(What you should do): Look through the material below for "memorize". Copy every line that contains it.

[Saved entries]
------------------------------

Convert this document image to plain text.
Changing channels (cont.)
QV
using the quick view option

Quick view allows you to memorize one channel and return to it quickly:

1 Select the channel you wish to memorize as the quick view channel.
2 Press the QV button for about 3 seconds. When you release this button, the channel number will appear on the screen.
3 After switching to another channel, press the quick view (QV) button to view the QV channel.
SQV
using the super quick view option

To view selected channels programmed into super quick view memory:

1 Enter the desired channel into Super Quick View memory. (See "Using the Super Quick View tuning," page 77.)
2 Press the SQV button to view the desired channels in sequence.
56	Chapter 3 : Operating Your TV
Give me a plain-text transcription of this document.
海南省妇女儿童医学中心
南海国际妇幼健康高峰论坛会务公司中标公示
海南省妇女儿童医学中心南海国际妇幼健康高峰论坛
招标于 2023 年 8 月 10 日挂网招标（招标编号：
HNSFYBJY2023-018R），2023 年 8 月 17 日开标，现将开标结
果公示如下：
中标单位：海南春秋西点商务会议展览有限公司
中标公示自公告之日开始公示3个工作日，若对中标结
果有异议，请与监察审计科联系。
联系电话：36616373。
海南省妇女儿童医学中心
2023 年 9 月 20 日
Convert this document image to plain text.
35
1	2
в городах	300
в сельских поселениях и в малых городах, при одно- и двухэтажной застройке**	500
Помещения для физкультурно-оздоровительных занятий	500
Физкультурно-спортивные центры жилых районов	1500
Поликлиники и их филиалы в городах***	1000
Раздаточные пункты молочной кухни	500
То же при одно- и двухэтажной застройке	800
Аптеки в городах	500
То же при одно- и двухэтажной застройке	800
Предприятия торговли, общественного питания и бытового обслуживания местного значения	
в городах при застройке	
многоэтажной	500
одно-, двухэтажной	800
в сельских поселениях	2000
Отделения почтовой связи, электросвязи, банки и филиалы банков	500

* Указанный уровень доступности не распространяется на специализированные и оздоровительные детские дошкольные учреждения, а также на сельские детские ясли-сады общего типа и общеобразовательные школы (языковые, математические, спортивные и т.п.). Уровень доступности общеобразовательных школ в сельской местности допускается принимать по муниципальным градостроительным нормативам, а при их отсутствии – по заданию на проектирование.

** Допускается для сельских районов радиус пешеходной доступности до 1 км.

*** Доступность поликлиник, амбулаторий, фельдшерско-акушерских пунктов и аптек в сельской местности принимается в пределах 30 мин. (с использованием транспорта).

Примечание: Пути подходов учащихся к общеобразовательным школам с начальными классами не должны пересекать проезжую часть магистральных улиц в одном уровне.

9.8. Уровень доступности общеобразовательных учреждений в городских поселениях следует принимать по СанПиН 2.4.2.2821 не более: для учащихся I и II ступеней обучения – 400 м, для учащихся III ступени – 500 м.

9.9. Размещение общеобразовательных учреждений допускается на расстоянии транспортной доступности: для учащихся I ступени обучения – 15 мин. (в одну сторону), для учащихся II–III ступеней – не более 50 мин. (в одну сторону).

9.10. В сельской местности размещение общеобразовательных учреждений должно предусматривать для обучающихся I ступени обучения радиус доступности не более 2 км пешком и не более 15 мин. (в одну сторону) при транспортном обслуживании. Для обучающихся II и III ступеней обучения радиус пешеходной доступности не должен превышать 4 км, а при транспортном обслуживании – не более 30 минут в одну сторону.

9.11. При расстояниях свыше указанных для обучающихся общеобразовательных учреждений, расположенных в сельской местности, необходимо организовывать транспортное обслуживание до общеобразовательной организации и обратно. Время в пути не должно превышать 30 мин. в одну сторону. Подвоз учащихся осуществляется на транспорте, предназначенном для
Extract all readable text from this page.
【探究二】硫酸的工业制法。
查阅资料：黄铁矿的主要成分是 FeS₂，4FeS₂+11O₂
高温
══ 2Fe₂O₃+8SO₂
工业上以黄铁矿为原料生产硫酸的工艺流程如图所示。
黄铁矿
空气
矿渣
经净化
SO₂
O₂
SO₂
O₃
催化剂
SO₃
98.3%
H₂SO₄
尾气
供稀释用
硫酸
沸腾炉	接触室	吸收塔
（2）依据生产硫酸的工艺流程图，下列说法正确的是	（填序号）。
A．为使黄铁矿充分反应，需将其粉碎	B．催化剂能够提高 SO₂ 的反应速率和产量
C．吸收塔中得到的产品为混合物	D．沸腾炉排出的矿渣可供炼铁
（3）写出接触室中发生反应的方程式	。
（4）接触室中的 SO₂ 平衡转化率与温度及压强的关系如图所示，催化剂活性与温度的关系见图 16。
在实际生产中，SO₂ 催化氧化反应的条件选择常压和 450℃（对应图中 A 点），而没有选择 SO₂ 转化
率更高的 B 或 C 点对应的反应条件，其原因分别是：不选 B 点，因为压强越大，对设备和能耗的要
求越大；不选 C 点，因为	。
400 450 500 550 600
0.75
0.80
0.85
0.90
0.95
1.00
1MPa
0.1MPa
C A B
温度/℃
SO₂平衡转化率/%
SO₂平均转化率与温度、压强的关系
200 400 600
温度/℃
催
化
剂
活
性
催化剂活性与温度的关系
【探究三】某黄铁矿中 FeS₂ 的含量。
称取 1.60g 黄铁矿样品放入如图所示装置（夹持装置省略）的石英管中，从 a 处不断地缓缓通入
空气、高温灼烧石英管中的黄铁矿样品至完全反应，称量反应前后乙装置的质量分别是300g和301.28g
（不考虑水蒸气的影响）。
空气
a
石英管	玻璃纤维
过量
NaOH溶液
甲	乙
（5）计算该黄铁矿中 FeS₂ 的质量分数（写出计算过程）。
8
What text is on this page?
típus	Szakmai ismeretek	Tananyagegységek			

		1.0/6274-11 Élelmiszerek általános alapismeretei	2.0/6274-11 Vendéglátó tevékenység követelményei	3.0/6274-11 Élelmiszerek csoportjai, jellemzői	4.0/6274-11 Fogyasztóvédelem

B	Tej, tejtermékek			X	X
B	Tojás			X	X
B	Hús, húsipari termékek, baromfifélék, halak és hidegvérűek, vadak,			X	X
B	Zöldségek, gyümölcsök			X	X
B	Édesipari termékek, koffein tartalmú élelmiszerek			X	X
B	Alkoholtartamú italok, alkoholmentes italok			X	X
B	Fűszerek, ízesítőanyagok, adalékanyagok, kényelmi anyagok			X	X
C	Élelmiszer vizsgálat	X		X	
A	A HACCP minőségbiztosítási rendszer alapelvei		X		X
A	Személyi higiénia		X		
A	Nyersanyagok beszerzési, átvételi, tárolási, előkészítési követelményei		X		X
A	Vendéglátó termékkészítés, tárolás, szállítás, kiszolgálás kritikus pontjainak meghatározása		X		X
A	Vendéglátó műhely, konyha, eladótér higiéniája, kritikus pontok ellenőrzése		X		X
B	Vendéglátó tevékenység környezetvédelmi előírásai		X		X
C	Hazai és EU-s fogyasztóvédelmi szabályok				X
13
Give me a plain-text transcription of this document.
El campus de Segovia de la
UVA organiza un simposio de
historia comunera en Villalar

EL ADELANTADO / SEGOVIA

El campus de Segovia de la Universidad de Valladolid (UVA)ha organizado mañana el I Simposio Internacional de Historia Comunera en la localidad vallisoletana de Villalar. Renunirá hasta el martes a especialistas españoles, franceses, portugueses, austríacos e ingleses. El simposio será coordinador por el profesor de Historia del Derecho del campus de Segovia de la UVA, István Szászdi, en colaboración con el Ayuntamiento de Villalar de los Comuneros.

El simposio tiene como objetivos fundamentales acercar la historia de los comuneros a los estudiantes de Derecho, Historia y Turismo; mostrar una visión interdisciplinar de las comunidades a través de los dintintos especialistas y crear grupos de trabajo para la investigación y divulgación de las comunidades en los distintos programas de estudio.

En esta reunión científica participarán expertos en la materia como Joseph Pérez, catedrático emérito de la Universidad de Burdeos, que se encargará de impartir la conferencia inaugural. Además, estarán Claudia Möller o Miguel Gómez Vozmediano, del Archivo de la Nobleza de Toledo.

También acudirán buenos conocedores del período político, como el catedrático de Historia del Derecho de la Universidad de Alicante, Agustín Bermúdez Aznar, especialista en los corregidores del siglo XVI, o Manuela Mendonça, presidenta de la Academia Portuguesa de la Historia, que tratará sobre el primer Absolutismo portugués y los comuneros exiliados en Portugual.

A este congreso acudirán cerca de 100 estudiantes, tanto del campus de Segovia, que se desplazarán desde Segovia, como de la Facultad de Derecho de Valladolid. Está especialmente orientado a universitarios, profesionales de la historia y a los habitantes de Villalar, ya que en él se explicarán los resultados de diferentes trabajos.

------------------------------

(Written response):
Quick view allows you to memorize one channel and return to it quickly:
1 Select the channel you wish to memorize as the quick view channel.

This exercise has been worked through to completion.